>> start Input material

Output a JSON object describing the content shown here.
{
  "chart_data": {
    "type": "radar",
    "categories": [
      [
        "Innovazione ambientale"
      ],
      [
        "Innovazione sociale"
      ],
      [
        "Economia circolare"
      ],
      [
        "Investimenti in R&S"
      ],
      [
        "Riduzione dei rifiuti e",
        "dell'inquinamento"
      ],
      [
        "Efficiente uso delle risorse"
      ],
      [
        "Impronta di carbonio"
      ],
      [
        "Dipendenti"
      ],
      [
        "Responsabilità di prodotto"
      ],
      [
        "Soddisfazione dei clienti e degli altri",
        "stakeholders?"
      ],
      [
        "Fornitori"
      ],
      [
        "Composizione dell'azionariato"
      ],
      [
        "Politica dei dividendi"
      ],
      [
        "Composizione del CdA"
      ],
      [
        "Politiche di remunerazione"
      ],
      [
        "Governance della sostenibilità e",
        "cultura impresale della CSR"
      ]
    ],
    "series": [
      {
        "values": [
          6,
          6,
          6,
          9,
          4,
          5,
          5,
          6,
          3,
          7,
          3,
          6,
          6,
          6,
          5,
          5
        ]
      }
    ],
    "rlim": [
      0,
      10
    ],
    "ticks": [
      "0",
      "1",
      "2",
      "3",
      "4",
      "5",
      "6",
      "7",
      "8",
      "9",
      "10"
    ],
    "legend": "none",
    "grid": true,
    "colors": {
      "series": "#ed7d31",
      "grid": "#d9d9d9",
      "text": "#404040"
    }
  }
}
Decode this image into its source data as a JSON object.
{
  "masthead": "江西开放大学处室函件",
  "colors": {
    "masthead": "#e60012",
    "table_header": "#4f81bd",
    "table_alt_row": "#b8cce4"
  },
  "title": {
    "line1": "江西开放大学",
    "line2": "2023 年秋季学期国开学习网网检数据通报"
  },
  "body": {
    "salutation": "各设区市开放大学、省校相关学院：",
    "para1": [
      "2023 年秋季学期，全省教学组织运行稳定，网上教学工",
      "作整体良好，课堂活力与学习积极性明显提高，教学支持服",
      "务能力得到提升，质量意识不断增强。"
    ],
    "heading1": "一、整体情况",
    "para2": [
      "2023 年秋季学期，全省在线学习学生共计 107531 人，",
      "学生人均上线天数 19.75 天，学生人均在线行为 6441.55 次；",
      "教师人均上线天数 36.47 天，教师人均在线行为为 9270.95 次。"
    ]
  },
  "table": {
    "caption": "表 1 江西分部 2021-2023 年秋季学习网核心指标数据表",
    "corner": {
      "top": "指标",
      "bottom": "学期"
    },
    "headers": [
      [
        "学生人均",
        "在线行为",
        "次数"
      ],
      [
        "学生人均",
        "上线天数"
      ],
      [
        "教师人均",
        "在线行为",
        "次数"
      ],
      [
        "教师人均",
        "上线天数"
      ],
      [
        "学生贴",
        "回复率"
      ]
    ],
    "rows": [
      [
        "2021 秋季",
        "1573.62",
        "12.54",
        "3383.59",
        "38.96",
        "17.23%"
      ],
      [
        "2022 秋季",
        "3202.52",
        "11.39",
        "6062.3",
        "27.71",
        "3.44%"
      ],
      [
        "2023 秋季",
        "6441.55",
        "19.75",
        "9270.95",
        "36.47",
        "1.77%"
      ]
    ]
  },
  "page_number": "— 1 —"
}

>> end Input material
>> start Input material

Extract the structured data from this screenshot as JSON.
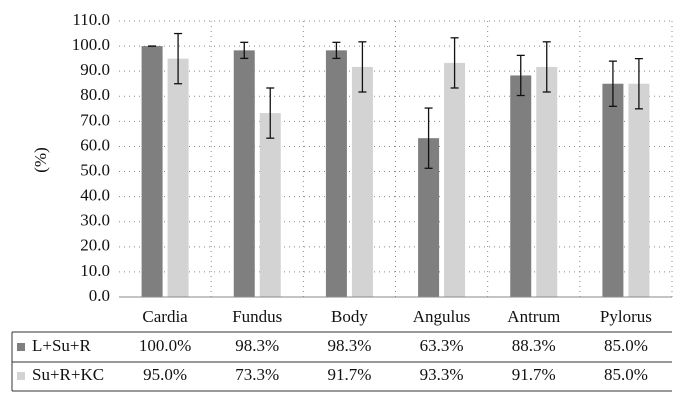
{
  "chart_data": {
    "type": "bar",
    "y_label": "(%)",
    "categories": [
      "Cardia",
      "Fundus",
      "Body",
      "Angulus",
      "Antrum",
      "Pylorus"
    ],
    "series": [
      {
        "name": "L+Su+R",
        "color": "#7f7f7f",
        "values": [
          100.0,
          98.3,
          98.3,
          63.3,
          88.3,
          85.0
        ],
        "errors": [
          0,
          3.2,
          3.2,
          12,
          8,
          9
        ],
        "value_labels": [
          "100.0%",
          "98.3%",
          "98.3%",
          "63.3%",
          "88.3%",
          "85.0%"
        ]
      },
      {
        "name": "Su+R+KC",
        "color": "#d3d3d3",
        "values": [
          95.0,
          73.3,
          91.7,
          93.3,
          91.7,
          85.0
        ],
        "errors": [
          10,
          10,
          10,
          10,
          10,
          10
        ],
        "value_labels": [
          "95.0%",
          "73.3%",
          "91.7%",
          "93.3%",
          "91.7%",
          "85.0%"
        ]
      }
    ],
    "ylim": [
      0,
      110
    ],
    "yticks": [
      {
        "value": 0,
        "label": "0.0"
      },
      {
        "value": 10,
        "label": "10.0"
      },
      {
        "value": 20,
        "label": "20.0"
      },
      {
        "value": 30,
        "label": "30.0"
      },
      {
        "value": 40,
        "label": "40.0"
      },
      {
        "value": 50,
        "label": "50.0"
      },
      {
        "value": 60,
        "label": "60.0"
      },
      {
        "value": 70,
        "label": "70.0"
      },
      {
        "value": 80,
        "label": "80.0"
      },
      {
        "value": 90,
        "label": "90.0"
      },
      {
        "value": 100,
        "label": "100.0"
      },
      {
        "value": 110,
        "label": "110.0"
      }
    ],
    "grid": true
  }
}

>> end Input material

• _Aim of the exercise_: Above are the records. Copy every line in them holding "object".

• _Response_:
Output a JSON object describing the content shown here.
Decode this image into its source data as a JSON object.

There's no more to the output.